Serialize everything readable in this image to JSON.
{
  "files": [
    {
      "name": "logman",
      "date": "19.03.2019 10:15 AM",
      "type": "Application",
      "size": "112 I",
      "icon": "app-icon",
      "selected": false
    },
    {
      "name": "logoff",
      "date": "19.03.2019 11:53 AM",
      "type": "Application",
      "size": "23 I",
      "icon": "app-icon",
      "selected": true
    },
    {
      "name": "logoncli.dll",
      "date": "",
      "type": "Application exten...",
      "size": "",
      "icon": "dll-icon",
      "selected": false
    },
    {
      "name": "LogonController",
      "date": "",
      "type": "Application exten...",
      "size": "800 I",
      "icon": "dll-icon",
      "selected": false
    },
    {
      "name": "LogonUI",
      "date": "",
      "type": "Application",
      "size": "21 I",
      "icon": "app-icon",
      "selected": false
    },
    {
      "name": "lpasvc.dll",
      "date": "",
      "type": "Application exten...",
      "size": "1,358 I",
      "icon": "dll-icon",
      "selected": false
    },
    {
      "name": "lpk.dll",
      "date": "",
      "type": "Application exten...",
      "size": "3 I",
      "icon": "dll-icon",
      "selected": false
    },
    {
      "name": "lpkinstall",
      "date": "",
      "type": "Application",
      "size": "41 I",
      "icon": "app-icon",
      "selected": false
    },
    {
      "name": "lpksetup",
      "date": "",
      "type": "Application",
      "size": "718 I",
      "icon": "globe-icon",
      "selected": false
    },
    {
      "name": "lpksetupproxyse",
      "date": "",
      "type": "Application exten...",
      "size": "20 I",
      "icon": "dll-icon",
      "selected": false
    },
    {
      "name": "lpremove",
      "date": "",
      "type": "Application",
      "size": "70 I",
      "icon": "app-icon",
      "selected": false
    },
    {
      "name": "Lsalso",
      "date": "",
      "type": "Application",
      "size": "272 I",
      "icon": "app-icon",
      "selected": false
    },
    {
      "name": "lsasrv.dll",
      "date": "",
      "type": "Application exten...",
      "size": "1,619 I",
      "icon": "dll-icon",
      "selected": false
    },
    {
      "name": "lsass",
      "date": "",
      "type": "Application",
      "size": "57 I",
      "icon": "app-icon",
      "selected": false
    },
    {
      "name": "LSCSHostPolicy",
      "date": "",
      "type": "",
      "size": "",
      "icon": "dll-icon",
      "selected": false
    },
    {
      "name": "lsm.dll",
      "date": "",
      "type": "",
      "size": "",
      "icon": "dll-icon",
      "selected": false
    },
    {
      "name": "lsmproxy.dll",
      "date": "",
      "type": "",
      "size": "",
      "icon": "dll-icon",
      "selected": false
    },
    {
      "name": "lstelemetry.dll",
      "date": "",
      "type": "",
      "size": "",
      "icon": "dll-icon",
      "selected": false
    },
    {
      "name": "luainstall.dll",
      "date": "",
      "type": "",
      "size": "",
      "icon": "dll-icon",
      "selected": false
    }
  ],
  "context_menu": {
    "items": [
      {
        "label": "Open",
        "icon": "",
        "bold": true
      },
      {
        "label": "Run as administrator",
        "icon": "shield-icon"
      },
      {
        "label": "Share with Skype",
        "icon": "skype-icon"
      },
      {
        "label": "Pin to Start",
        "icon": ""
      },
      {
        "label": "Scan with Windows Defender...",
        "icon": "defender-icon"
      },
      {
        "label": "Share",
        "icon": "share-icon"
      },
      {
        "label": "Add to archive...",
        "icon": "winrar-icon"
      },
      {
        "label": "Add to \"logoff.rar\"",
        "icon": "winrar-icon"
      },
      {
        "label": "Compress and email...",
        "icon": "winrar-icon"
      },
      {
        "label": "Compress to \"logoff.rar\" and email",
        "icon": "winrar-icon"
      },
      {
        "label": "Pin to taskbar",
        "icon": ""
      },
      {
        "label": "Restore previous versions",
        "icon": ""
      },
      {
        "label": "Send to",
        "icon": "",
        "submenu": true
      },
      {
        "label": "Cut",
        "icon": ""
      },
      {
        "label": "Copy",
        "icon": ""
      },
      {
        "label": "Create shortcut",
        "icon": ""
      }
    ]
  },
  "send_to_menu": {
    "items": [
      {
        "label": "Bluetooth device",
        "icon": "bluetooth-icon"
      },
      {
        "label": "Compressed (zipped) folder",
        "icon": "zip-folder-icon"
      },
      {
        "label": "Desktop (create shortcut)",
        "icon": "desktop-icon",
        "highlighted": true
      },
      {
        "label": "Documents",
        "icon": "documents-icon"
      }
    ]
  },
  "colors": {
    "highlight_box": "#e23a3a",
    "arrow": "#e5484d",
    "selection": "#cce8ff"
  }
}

•••

» Goal
Repeat the material above in full, keeping every word.

» The result
Serialize everything readable in this image to JSON.
{
  "files": [
    {
      "name": "logman",
      "date": "19.03.2019 10:15 AM",
      "type": "Application",
      "size": "112 I",
      "icon": "app-icon",
      "selected": false
    },
    {
      "name": "logoff",
      "date": "19.03.2019 11:53 AM",
      "type": "Application",
      "size": "23 I",
      "icon": "app-icon",
      "selected": true
    },
    {
      "name": "logoncli.dll",
      "date": "",
      "type": "Application exten...",
      "size": "",
      "icon": "dll-icon",
      "selected": false
    },
    {
      "name": "LogonController",
      "date": "",
      "type": "Application exten...",
      "size": "800 I",
      "icon": "dll-icon",
      "selected": false
    },
    {
      "name": "LogonUI",
      "date": "",
      "type": "Application",
      "size": "21 I",
      "icon": "app-icon",
      "selected": false
    },
    {
      "name": "lpasvc.dll",
      "date": "",
      "type": "Application exten...",
      "size": "1,358 I",
      "icon": "dll-icon",
      "selected": false
    },
    {
      "name": "lpk.dll",
      "date": "",
      "type": "Application exten...",
      "size": "3 I",
      "icon": "dll-icon",
      "selected": false
    },
    {
      "name": "lpkinstall",
      "date": "",
      "type": "Application",
      "size": "41 I",
      "icon": "app-icon",
      "selected": false
    },
    {
      "name": "lpksetup",
      "date": "",
      "type": "Application",
      "size": "718 I",
      "icon": "globe-icon",
      "selected": false
    },
    {
      "name": "lpksetupproxyse",
      "date": "",
      "type": "Application exten...",
      "size": "20 I",
      "icon": "dll-icon",
      "selected": false
    },
    {
      "name": "lpremove",
      "date": "",
      "type": "Application",
      "size": "70 I",
      "icon": "app-icon",
      "selected": false
    },
    {
      "name": "Lsalso",
      "date": "",
      "type": "Application",
      "size": "272 I",
      "icon": "app-icon",
      "selected": false
    },
    {
      "name": "lsasrv.dll",
      "date": "",
      "type": "Application exten...",
      "size": "1,619 I",
      "icon": "dll-icon",
      "selected": false
    },
    {
      "name": "lsass",
      "date": "",
      "type": "Application",
      "size": "57 I",
      "icon": "app-icon",
      "selected": false
    },
    {
      "name": "LSCSHostPolicy",
      "date": "",
      "type": "",
      "size": "",
      "icon": "dll-icon",
      "selected": false
    },
    {
      "name": "lsm.dll",
      "date": "",
      "type": "",
      "size": "",
      "icon": "dll-icon",
      "selected": false
    },
    {
      "name": "lsmproxy.dll",
      "date": "",
      "type": "",
      "size": "",
      "icon": "dll-icon",
      "selected": false
    },
    {
      "name": "lstelemetry.dll",
      "date": "",
      "type": "",
      "size": "",
      "icon": "dll-icon",
      "selected": false
    },
    {
      "name": "luainstall.dll",
      "date": "",
      "type": "",
      "size": "",
      "icon": "dll-icon",
      "selected": false
    }
  ],
  "context_menu": {
    "items": [
      {
        "label": "Open",
        "icon": "",
        "bold": true
      },
      {
        "label": "Run as administrator",
        "icon": "shield-icon"
      },
      {
        "label": "Share with Skype",
        "icon": "skype-icon"
      },
      {
        "label": "Pin to Start",
        "icon": ""
      },
      {
        "label": "Scan with Windows Defender...",
        "icon": "defender-icon"
      },
      {
        "label": "Share",
        "icon": "share-icon"
      },
      {
        "label": "Add to archive...",
        "icon": "winrar-icon"
      },
      {
        "label": "Add to \"logoff.rar\"",
        "icon": "winrar-icon"
      },
      {
        "label": "Compress and email...",
        "icon": "winrar-icon"
      },
      {
        "label": "Compress to \"logoff.rar\" and email",
        "icon": "winrar-icon"
      },
      {
        "label": "Pin to taskbar",
        "icon": ""
      },
      {
        "label": "Restore previous versions",
        "icon": ""
      },
      {
        "label": "Send to",
        "icon": "",
        "submenu": true
      },
      {
        "label": "Cut",
        "icon": ""
      },
      {
        "label": "Copy",
        "icon": ""
      },
      {
        "label": "Create shortcut",
        "icon": ""
      }
    ]
  },
  "send_to_menu": {
    "items": [
      {
        "label": "Bluetooth device",
        "icon": "bluetooth-icon"
      },
      {
        "label": "Compressed (zipped) folder",
        "icon": "zip-folder-icon"
      },
      {
        "label": "Desktop (create shortcut)",
        "icon": "desktop-icon",
        "highlighted": true
      },
      {
        "label": "Documents",
        "icon": "documents-icon"
      }
    ]
  },
  "colors": {
    "highlight_box": "#e23a3a",
    "arrow": "#e5484d",
    "selection": "#cce8ff"
  }
}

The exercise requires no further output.